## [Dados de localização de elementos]

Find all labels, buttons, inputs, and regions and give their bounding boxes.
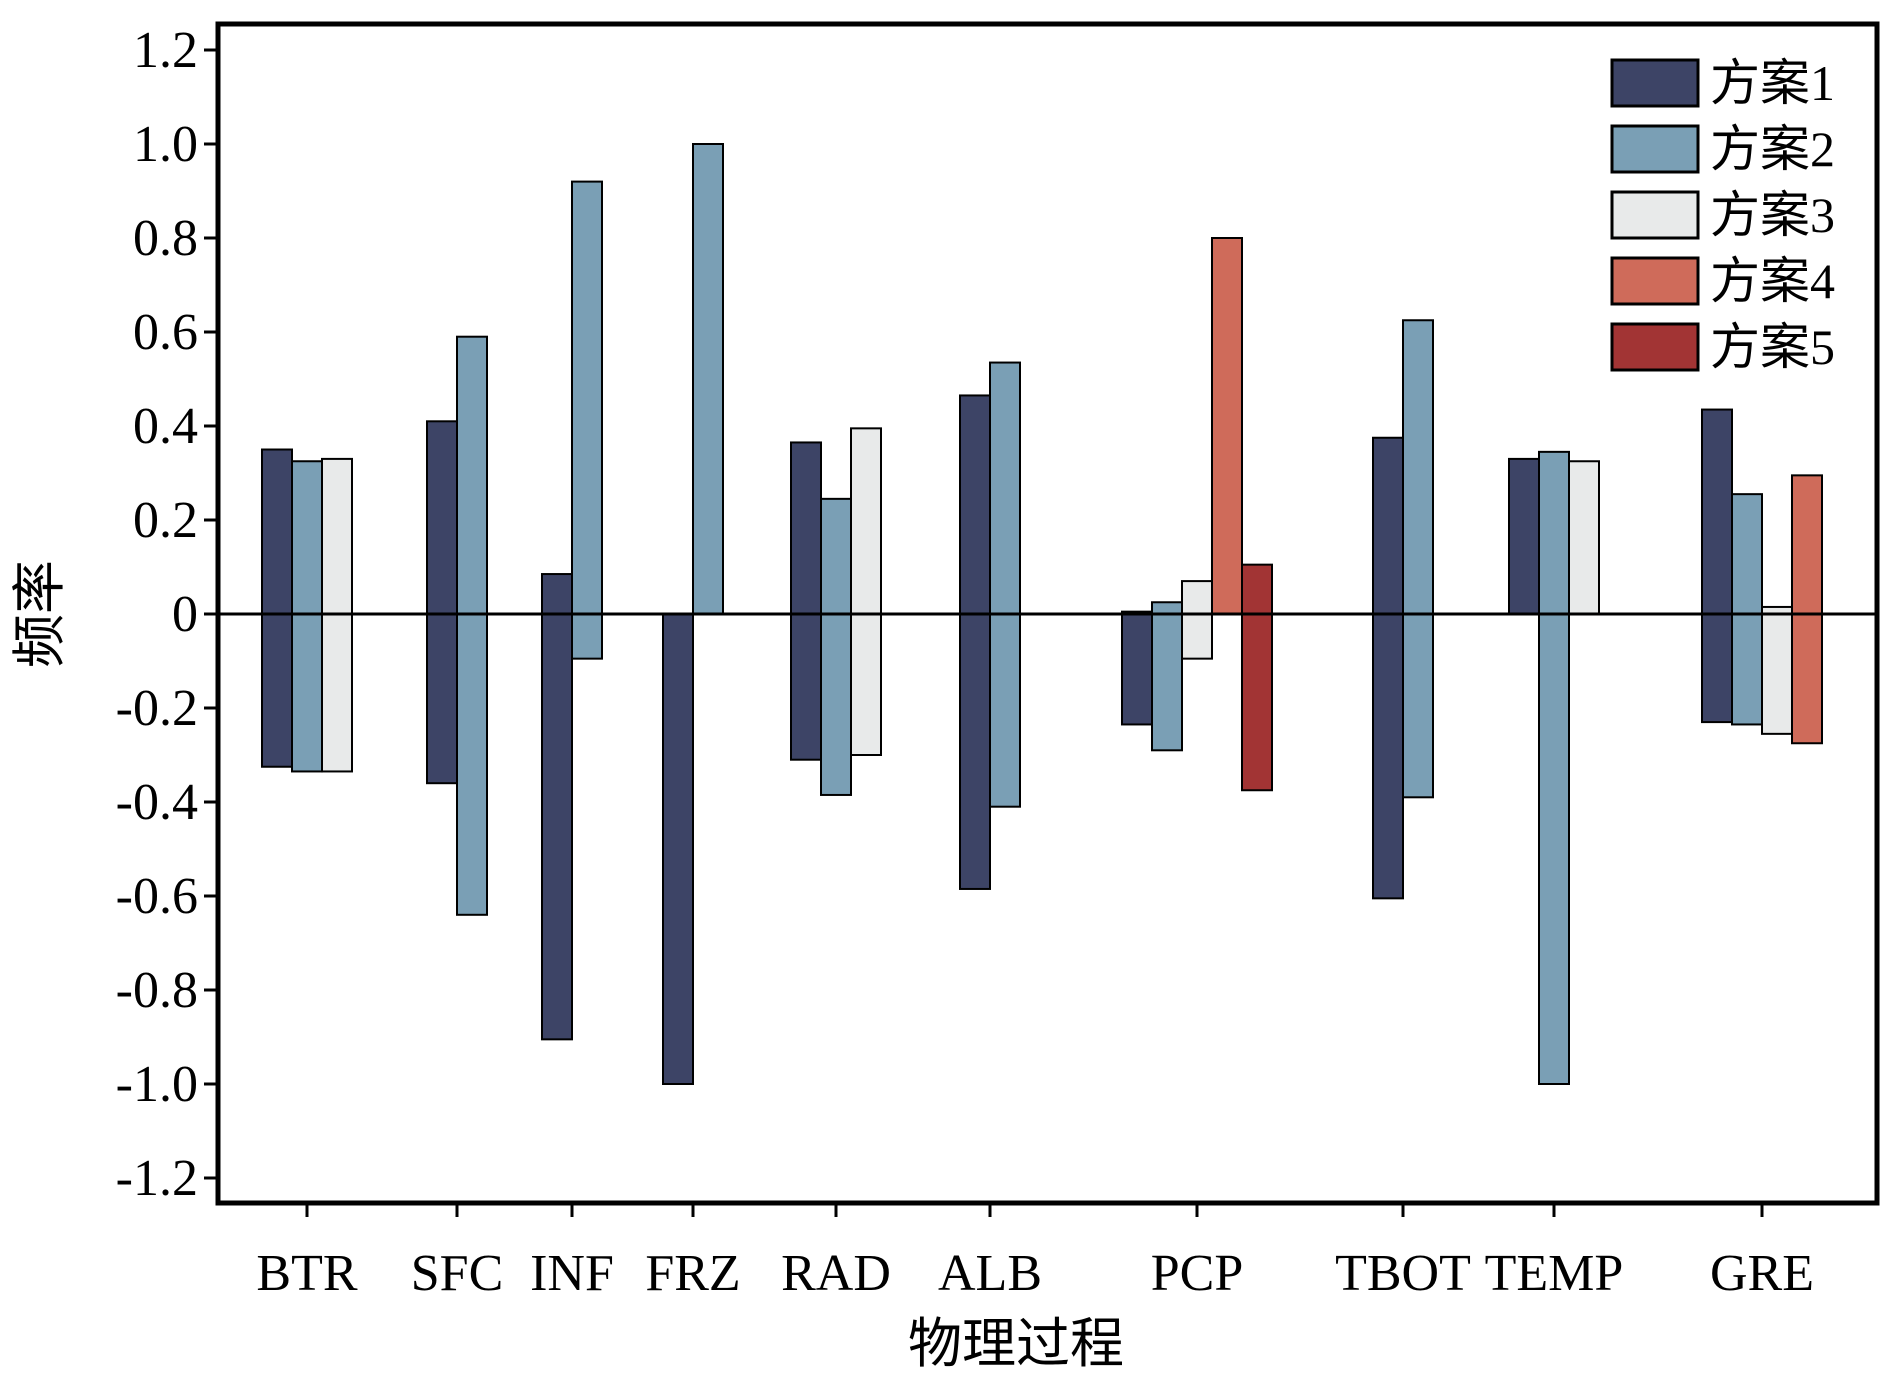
bar-FRZ-方案2-pos [692, 143, 724, 615]
bar-RAD-方案2-neg [820, 613, 852, 796]
legend-swatch [1610, 322, 1700, 372]
x-tick-label: INF [530, 1245, 614, 1302]
bar-PCP-方案4-pos [1211, 237, 1243, 615]
bar-RAD-方案1-pos [790, 441, 822, 616]
y-tick-label: 0 [172, 586, 198, 643]
bar-ALB-方案1-pos [959, 394, 991, 616]
bar-BTR-方案2-pos [291, 460, 323, 615]
y-tick-label: 1.2 [133, 22, 198, 79]
bar-TEMP-方案1-pos [1508, 457, 1540, 615]
bar-BTR-方案3-neg [321, 613, 353, 773]
bar-ALB-方案2-pos [989, 361, 1021, 615]
legend-label: 方案5 [1710, 319, 1835, 375]
bar-GRE-方案1-neg [1701, 613, 1733, 724]
legend: 方案1 方案2 方案3 方案4 方案5 [1610, 55, 1835, 375]
bar-GRE-方案2-neg [1731, 613, 1763, 726]
bar-RAD-方案1-neg [790, 613, 822, 761]
bar-ALB-方案1-neg [959, 613, 991, 890]
y-tick-label: 1.0 [133, 116, 198, 173]
x-axis-title: 物理过程 [908, 1314, 1124, 1374]
x-tick-label: TEMP [1485, 1245, 1624, 1302]
x-tick-label: ALB [938, 1245, 1042, 1302]
x-tick-label: FRZ [645, 1245, 740, 1302]
bars-layer [261, 143, 1823, 1085]
bar-PCP-方案5-pos [1241, 563, 1273, 616]
bar-TBOT-方案2-neg [1402, 613, 1434, 799]
bar-TBOT-方案1-pos [1372, 436, 1404, 615]
x-tick-label: TBOT [1335, 1245, 1471, 1302]
bar-BTR-方案2-neg [291, 613, 323, 773]
bar-TEMP-方案2-neg [1538, 613, 1570, 1085]
x-tick-label: GRE [1710, 1245, 1814, 1302]
y-tick-label: 0.4 [133, 398, 198, 455]
bar-TEMP-方案3-pos [1568, 460, 1600, 615]
bar-GRE-方案1-pos [1701, 408, 1733, 615]
y-tick-label: -0.8 [116, 962, 198, 1019]
y-tick-label: 0.6 [133, 304, 198, 361]
bar-GRE-方案2-pos [1731, 493, 1763, 615]
bar-RAD-方案3-pos [850, 427, 882, 615]
legend-label: 方案4 [1710, 253, 1835, 309]
x-tick-label: PCP [1151, 1245, 1244, 1302]
bar-SFC-方案2-neg [456, 613, 488, 916]
x-axis: BTR SFC INF FRZ RAD ALB PCP TBOT TEMP GRE [256, 1203, 1814, 1302]
bar-GRE-方案4-neg [1791, 613, 1823, 745]
bar-PCP-方案2-pos [1151, 601, 1183, 615]
legend-label: 方案1 [1710, 55, 1835, 111]
legend-swatch [1610, 124, 1700, 174]
bar-INF-方案2-neg [571, 613, 603, 660]
bar-BTR-方案1-pos [261, 448, 293, 615]
y-tick-label: -0.2 [116, 680, 198, 737]
y-tick-label: -0.6 [116, 868, 198, 925]
bar-RAD-方案2-pos [820, 497, 852, 616]
x-tick-label: RAD [781, 1245, 891, 1302]
bar-PCP-方案2-neg [1151, 613, 1183, 752]
bar-PCP-方案3-neg [1181, 613, 1213, 660]
bar-INF-方案1-neg [541, 613, 573, 1041]
bar-TEMP-方案2-pos [1538, 450, 1570, 615]
bar-GRE-方案4-pos [1791, 474, 1823, 615]
bar-SFC-方案1-pos [426, 420, 458, 615]
bar-PCP-方案5-neg [1241, 613, 1273, 792]
bar-FRZ-方案1-neg [662, 613, 694, 1085]
bar-INF-方案1-pos [541, 573, 573, 615]
legend-swatch [1610, 190, 1700, 240]
bar-PCP-方案1-neg [1121, 613, 1153, 726]
bar-GRE-方案3-neg [1761, 613, 1793, 735]
bar-SFC-方案2-pos [456, 335, 488, 615]
bar-TBOT-方案1-neg [1372, 613, 1404, 900]
bar-INF-方案2-pos [571, 180, 603, 615]
legend-swatch [1610, 256, 1700, 306]
y-tick-label: 0.8 [133, 210, 198, 267]
y-tick-label: -0.4 [116, 774, 198, 831]
bar-BTR-方案3-pos [321, 457, 353, 615]
bar-PCP-方案3-pos [1181, 580, 1213, 615]
legend-label: 方案3 [1710, 187, 1835, 243]
bar-RAD-方案3-neg [850, 613, 882, 756]
bar-ALB-方案2-neg [989, 613, 1021, 808]
bar-SFC-方案1-neg [426, 613, 458, 785]
y-tick-label: -1.2 [116, 1150, 198, 1207]
y-tick-label: 0.2 [133, 492, 198, 549]
x-tick-label: BTR [256, 1245, 357, 1302]
legend-swatch [1610, 58, 1700, 108]
legend-label: 方案2 [1710, 121, 1835, 177]
y-axis-title: 频率 [10, 560, 70, 668]
y-axis: 1.2 1.0 0.8 0.6 0.4 0.2 0 -0.2 -0.4 -0.6 -0.8 -1.0 -… [116, 22, 218, 1207]
y-tick-label: -1.0 [116, 1056, 198, 1113]
bar-BTR-方案1-neg [261, 613, 293, 768]
x-tick-label: SFC [411, 1245, 504, 1302]
bar-TBOT-方案2-pos [1402, 319, 1434, 615]
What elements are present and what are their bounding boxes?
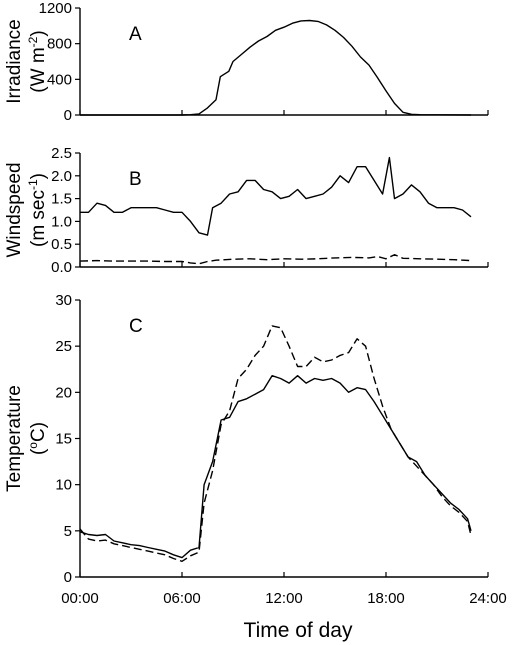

## [FAÇA ISTO]
Copie sem nenhuma alteração todas as linhas dos dados acima, deixando de fora as imagens.

## [RESPOSTA AO PROBLEMA]
Find all labels, buttons, inputs, and regions and give their bounding boxes.
bar-FRZ-方案2-pos [692, 143, 724, 615]
bar-RAD-方案2-neg [820, 613, 852, 796]
legend-swatch [1610, 322, 1700, 372]
x-tick-label: INF [530, 1245, 614, 1302]
bar-PCP-方案4-pos [1211, 237, 1243, 615]
bar-RAD-方案1-pos [790, 441, 822, 616]
y-tick-label: 0 [172, 586, 198, 643]
bar-ALB-方案1-pos [959, 394, 991, 616]
bar-BTR-方案2-pos [291, 460, 323, 615]
y-tick-label: 1.2 [133, 22, 198, 79]
bar-TEMP-方案1-pos [1508, 457, 1540, 615]
bar-BTR-方案3-neg [321, 613, 353, 773]
bar-ALB-方案2-pos [989, 361, 1021, 615]
legend-label: 方案5 [1710, 319, 1835, 375]
bar-GRE-方案1-neg [1701, 613, 1733, 724]
legend: 方案1 方案2 方案3 方案4 方案5 [1610, 55, 1835, 375]
bar-GRE-方案2-neg [1731, 613, 1763, 726]
bar-RAD-方案1-neg [790, 613, 822, 761]
bar-ALB-方案1-neg [959, 613, 991, 890]
y-tick-label: 1.0 [133, 116, 198, 173]
x-axis-title: 物理过程 [908, 1314, 1124, 1374]
x-tick-label: TEMP [1485, 1245, 1624, 1302]
x-tick-label: ALB [938, 1245, 1042, 1302]
x-tick-label: FRZ [645, 1245, 740, 1302]
bars-layer [261, 143, 1823, 1085]
bar-PCP-方案5-pos [1241, 563, 1273, 616]
bar-TBOT-方案2-neg [1402, 613, 1434, 799]
bar-TBOT-方案1-pos [1372, 436, 1404, 615]
x-tick-label: TBOT [1335, 1245, 1471, 1302]
bar-BTR-方案2-neg [291, 613, 323, 773]
bar-TEMP-方案2-neg [1538, 613, 1570, 1085]
x-tick-label: GRE [1710, 1245, 1814, 1302]
y-tick-label: 0.4 [133, 398, 198, 455]
bar-TEMP-方案3-pos [1568, 460, 1600, 615]
bar-GRE-方案1-pos [1701, 408, 1733, 615]
y-tick-label: -0.8 [116, 962, 198, 1019]
y-tick-label: 0.6 [133, 304, 198, 361]
bar-GRE-方案2-pos [1731, 493, 1763, 615]
bar-RAD-方案3-pos [850, 427, 882, 615]
legend-label: 方案4 [1710, 253, 1835, 309]
x-tick-label: PCP [1151, 1245, 1244, 1302]
bar-SFC-方案2-neg [456, 613, 488, 916]
x-axis: BTR SFC INF FRZ RAD ALB PCP TBOT TEMP GRE [256, 1203, 1814, 1302]
bar-GRE-方案4-neg [1791, 613, 1823, 745]
bar-PCP-方案2-pos [1151, 601, 1183, 615]
legend-label: 方案1 [1710, 55, 1835, 111]
legend-swatch [1610, 124, 1700, 174]
bar-INF-方案2-neg [571, 613, 603, 660]
bar-BTR-方案1-pos [261, 448, 293, 615]
y-tick-label: -0.2 [116, 680, 198, 737]
y-tick-label: -0.6 [116, 868, 198, 925]
bar-RAD-方案2-pos [820, 497, 852, 616]
x-tick-label: RAD [781, 1245, 891, 1302]
bar-PCP-方案2-neg [1151, 613, 1183, 752]
bar-PCP-方案3-neg [1181, 613, 1213, 660]
bar-INF-方案1-neg [541, 613, 573, 1041]
bar-TEMP-方案2-pos [1538, 450, 1570, 615]
bar-GRE-方案4-pos [1791, 474, 1823, 615]
bar-SFC-方案1-pos [426, 420, 458, 615]
bar-PCP-方案5-neg [1241, 613, 1273, 792]
bar-FRZ-方案1-neg [662, 613, 694, 1085]
bar-INF-方案1-pos [541, 573, 573, 615]
legend-swatch [1610, 190, 1700, 240]
bar-PCP-方案1-neg [1121, 613, 1153, 726]
bar-GRE-方案3-neg [1761, 613, 1793, 735]
bar-SFC-方案2-pos [456, 335, 488, 615]
bar-TBOT-方案1-neg [1372, 613, 1404, 900]
bar-INF-方案2-pos [571, 180, 603, 615]
legend-swatch [1610, 256, 1700, 306]
y-tick-label: 0.8 [133, 210, 198, 267]
y-tick-label: -0.4 [116, 774, 198, 831]
bar-BTR-方案3-pos [321, 457, 353, 615]
bar-PCP-方案3-pos [1181, 580, 1213, 615]
legend-label: 方案3 [1710, 187, 1835, 243]
bar-RAD-方案3-neg [850, 613, 882, 756]
bar-ALB-方案2-neg [989, 613, 1021, 808]
bar-SFC-方案1-neg [426, 613, 458, 785]
y-tick-label: -1.2 [116, 1150, 198, 1207]
y-tick-label: 0.2 [133, 492, 198, 549]
x-tick-label: BTR [256, 1245, 357, 1302]
legend-swatch [1610, 58, 1700, 108]
legend-label: 方案2 [1710, 121, 1835, 177]
y-axis-title: 频率 [10, 560, 70, 668]
y-axis: 1.2 1.0 0.8 0.6 0.4 0.2 0 -0.2 -0.4 -0.6 -0.8 -1.0 -… [116, 22, 218, 1207]
y-tick-label: -1.0 [116, 1056, 198, 1113]
bar-BTR-方案1-neg [261, 613, 293, 768]
x-tick-label: SFC [411, 1245, 504, 1302]
bar-TBOT-方案2-pos [1402, 319, 1434, 615]
What elements are present and what are their bounding boxes?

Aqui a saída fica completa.